The problem |
Present each line of the entries below that holds the word "image".

* * *

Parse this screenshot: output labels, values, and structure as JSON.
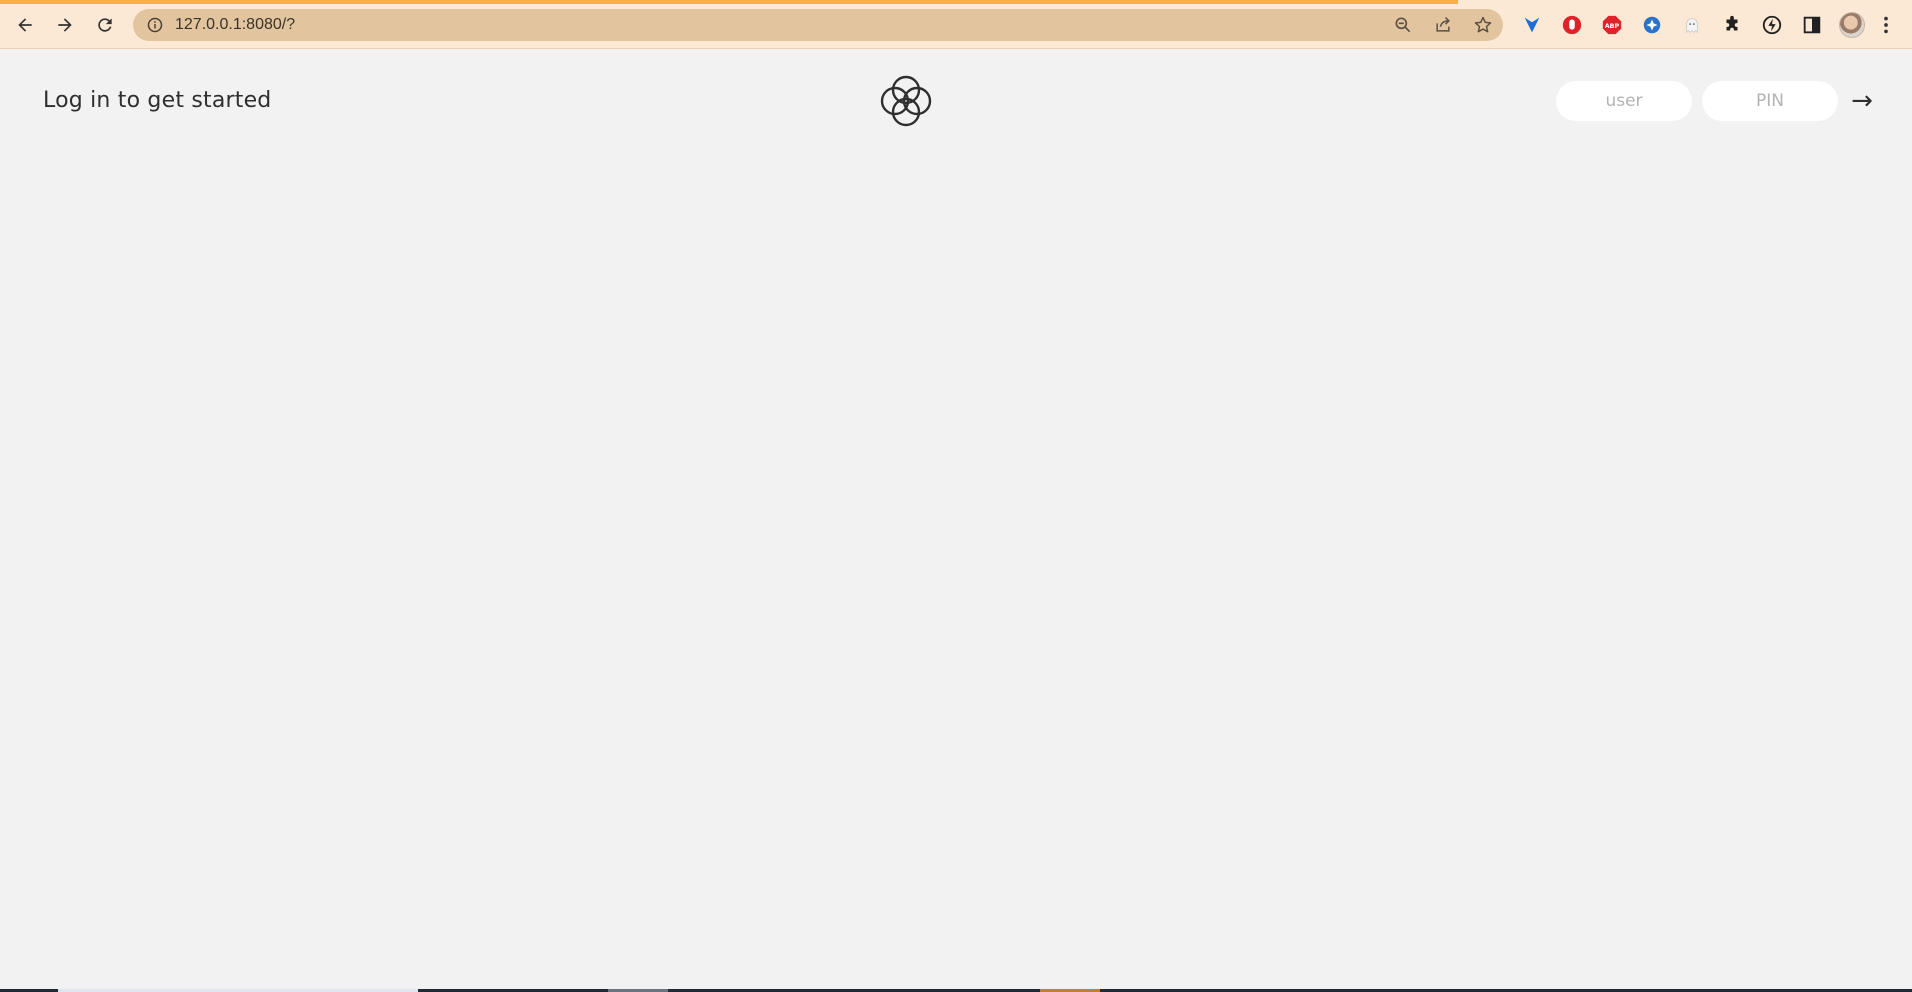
{
  "browser": {
    "url": "127.0.0.1:8080/?",
    "accent_color": "#f7b046",
    "toolbar_icons": [
      "back-icon",
      "forward-icon",
      "reload-icon",
      "info-icon",
      "zoom-icon",
      "share-icon",
      "bookmark-star-icon"
    ],
    "extensions": [
      "dashlane-heart-icon",
      "ublock-hand-icon",
      "adblock-plus-icon",
      "blue-extension-icon",
      "ghost-extension-icon",
      "puzzle-extensions-icon",
      "lightning-extension-icon",
      "side-panel-icon",
      "profile-avatar",
      "menu-kebab-icon"
    ]
  },
  "header": {
    "title": "Log in to get started",
    "logo": "four-rings-logo"
  },
  "login": {
    "user_placeholder": "user",
    "pin_placeholder": "PIN",
    "submit_label": "→"
  }
}
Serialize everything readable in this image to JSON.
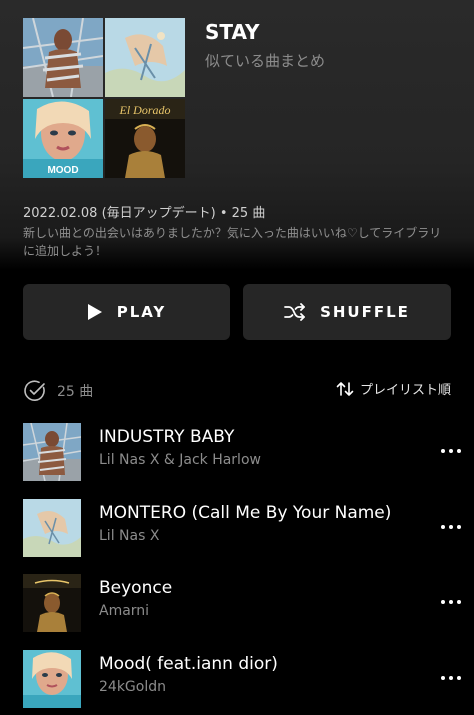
{
  "playlist": {
    "title": "STAY",
    "subtitle": "似ている曲まとめ",
    "meta": "2022.02.08 (毎日アップデート) • 25 曲",
    "description": "新しい曲との出会いはありましたか？気に入った曲はいいね♡してライブラリに追加しよう！"
  },
  "actions": {
    "play_label": "PLAY",
    "shuffle_label": "SHUFFLE"
  },
  "list": {
    "count_label": "25 曲",
    "sort_label": "プレイリスト順"
  },
  "tracks": [
    {
      "title": "INDUSTRY BABY",
      "artist": "Lil Nas X & Jack Harlow"
    },
    {
      "title": "MONTERO (Call Me By Your Name)",
      "artist": "Lil Nas X"
    },
    {
      "title": "Beyonce",
      "artist": "Amarni"
    },
    {
      "title": "Mood( feat.iann dior)",
      "artist": "24kGoldn"
    }
  ],
  "colors": {
    "background": "#000000",
    "header_bg": "#252525",
    "button_bg": "#262626",
    "secondary_text": "#8c8c8c"
  },
  "icons": {
    "play": "play-icon",
    "shuffle": "shuffle-icon",
    "check": "check-circle-icon",
    "sort": "sort-arrows-icon",
    "more": "more-horizontal-icon"
  },
  "artwork": {
    "cover_el_dorado_text": "El Dorado",
    "cover_mood_text": "MOOD"
  }
}
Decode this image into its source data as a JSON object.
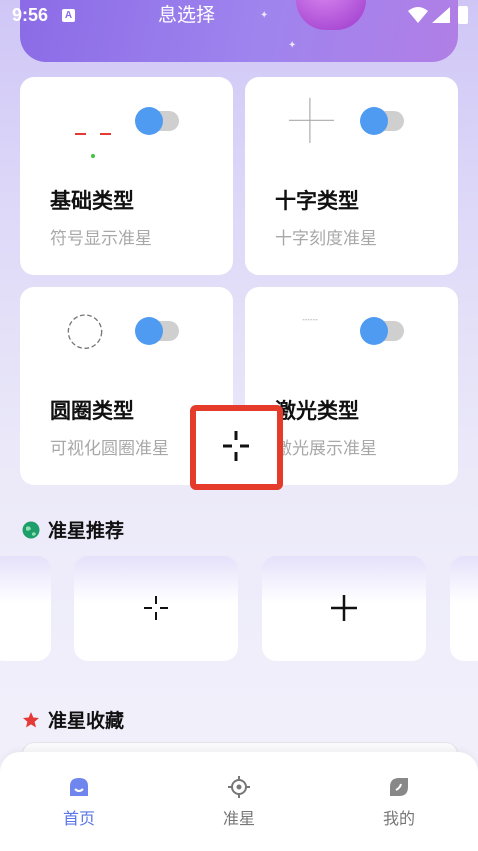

* * *

Full answer |
Serialize everything readable in this image to JSON.
Decode this image into its source data as a JSON object.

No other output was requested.